RAW RECORDS start

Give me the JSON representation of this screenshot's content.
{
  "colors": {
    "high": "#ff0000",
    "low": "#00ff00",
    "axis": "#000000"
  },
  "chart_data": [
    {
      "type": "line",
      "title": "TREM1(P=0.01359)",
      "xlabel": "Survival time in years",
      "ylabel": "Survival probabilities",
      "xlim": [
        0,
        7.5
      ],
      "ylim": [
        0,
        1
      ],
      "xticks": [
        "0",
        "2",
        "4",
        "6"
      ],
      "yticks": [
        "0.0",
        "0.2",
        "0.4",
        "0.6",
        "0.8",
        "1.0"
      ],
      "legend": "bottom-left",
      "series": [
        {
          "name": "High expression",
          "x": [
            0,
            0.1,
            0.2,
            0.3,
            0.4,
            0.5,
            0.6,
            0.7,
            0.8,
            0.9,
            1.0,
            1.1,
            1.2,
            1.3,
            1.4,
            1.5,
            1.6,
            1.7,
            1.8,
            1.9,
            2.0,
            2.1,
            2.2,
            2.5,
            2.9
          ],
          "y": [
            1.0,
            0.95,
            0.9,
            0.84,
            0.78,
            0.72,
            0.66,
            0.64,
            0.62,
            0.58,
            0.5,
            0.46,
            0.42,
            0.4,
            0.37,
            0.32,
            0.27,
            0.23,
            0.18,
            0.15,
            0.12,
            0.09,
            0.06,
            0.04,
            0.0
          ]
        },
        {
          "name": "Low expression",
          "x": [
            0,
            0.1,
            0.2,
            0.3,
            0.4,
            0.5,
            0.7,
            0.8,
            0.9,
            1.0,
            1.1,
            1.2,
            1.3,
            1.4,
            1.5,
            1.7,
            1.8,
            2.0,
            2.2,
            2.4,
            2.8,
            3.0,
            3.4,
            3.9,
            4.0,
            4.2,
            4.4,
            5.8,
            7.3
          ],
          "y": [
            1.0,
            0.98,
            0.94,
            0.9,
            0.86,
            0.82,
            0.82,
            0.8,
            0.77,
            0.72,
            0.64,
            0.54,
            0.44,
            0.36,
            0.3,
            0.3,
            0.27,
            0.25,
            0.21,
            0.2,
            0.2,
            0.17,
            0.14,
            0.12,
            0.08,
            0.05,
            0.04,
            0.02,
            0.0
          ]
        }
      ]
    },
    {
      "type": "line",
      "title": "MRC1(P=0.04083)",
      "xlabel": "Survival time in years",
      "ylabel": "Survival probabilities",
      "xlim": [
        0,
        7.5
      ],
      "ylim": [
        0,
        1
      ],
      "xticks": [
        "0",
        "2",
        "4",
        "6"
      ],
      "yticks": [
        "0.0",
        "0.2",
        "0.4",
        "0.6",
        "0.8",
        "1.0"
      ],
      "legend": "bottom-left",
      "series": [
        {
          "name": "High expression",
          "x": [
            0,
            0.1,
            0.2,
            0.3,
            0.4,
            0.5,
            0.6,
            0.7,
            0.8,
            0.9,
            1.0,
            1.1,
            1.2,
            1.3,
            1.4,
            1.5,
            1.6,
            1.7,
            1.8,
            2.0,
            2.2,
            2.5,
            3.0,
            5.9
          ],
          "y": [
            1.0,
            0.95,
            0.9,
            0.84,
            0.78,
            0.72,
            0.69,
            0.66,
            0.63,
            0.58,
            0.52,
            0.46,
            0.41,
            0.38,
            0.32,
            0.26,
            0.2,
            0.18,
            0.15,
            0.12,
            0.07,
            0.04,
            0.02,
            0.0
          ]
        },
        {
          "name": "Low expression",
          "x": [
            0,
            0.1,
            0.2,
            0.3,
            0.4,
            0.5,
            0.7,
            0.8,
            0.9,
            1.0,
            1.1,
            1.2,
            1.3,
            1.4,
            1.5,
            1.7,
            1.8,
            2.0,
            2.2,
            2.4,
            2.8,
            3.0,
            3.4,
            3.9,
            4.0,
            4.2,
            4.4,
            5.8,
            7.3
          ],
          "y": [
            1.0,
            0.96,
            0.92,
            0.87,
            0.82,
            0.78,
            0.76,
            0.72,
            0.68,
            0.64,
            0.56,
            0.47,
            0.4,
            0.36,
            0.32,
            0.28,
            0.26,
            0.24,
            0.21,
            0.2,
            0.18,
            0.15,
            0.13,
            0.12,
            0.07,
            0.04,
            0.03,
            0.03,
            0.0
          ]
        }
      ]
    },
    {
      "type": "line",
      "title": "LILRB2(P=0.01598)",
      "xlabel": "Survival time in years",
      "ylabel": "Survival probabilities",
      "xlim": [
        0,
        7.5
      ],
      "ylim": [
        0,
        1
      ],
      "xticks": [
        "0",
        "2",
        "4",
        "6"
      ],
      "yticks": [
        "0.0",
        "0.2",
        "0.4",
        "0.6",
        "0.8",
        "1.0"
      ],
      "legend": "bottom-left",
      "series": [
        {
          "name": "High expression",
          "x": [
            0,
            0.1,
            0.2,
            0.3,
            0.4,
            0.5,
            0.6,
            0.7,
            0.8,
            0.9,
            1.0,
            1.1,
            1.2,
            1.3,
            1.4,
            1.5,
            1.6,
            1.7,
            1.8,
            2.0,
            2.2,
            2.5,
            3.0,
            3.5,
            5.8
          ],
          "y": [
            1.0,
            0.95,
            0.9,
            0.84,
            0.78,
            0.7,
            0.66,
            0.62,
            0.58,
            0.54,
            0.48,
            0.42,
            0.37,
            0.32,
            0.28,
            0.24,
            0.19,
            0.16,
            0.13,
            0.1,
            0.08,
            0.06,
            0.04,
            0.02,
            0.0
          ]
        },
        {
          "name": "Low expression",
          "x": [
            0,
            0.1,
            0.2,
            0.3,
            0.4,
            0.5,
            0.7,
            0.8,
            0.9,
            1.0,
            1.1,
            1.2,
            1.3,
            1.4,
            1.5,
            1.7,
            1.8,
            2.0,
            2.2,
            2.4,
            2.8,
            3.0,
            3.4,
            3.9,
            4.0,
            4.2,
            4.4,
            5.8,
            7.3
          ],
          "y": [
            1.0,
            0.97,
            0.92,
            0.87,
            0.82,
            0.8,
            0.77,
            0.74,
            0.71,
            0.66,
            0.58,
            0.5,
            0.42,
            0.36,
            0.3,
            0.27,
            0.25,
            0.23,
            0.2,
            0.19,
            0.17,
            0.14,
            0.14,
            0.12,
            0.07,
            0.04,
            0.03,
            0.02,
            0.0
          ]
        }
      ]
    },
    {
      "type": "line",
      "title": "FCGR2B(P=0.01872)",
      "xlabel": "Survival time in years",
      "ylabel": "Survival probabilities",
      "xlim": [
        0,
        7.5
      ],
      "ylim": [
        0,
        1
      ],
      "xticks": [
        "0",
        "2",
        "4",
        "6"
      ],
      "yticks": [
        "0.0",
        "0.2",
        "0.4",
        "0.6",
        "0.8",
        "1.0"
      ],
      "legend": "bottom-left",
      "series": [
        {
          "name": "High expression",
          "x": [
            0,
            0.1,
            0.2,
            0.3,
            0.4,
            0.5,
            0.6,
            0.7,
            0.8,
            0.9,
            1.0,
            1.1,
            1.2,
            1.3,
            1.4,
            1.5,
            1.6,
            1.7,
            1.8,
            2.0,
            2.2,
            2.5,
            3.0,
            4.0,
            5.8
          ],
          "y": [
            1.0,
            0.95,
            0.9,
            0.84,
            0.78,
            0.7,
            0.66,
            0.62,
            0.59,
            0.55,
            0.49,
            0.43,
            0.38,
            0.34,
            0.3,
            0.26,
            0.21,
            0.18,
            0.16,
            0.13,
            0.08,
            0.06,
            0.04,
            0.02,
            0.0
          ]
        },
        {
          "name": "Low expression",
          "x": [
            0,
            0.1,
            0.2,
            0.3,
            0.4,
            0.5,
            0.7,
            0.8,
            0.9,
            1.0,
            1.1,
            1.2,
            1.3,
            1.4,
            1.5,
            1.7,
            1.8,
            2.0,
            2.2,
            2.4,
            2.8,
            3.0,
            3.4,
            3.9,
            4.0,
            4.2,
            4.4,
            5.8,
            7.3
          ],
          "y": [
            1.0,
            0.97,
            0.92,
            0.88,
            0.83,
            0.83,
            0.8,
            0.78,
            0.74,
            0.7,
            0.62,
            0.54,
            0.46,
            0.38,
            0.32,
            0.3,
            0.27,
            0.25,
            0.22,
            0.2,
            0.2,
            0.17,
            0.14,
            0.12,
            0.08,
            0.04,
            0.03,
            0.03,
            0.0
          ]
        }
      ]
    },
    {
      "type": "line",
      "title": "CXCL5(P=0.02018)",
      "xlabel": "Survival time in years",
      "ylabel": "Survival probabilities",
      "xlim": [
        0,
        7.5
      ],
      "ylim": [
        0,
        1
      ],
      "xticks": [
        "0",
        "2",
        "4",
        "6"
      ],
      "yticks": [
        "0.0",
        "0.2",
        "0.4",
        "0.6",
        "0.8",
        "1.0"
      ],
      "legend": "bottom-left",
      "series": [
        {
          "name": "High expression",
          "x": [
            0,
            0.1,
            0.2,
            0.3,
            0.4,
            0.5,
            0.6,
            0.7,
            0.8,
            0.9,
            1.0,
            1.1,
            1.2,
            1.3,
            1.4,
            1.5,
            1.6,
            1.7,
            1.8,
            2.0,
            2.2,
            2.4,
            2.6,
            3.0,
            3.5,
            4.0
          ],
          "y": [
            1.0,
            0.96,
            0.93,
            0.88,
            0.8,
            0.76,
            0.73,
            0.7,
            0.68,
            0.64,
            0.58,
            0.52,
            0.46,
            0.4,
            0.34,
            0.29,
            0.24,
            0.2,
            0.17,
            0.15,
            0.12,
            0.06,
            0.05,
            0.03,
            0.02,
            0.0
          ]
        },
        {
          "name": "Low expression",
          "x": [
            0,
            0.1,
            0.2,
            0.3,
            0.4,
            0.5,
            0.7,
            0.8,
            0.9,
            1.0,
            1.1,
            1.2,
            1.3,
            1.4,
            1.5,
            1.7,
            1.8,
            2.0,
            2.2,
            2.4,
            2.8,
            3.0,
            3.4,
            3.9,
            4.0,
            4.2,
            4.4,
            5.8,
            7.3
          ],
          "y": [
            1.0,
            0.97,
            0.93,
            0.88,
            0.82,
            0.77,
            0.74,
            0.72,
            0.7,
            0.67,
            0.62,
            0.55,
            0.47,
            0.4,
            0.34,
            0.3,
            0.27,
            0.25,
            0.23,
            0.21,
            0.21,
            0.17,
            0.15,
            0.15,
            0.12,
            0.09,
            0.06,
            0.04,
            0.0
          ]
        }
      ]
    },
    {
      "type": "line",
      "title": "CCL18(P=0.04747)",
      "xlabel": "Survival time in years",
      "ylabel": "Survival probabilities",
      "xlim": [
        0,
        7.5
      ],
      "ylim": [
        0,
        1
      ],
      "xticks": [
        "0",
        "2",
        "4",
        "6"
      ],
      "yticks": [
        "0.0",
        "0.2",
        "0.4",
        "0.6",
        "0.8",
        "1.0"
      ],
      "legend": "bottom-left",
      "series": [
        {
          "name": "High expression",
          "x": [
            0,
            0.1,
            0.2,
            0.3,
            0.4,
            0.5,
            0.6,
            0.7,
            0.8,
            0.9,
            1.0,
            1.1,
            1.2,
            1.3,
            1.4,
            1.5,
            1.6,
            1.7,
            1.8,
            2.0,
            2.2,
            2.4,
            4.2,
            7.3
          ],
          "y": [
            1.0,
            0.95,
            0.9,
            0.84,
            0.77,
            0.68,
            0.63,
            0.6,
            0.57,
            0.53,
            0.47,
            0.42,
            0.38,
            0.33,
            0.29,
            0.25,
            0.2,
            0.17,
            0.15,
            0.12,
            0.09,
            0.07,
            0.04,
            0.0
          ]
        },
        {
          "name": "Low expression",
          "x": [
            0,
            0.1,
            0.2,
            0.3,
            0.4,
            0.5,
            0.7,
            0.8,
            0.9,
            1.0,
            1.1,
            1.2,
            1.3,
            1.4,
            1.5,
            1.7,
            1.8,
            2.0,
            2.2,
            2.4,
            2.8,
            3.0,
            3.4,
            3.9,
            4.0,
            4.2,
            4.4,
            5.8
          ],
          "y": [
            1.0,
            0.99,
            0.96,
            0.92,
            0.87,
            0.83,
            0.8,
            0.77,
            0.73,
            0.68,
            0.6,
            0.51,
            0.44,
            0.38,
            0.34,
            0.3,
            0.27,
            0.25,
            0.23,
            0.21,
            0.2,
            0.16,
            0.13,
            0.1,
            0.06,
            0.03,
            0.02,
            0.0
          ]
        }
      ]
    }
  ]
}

RAW RECORDS end

* EXERCISE OBJECTIVE *
Locate the lines above that contain "title" and copy them.

* RESPONSE TO THIS TASK *
      "title": "TREM1(P=0.01359)",
      "title": "MRC1(P=0.04083)",
      "title": "LILRB2(P=0.01598)",
      "title": "FCGR2B(P=0.01872)",
      "title": "CXCL5(P=0.02018)",
      "title": "CCL18(P=0.04747)",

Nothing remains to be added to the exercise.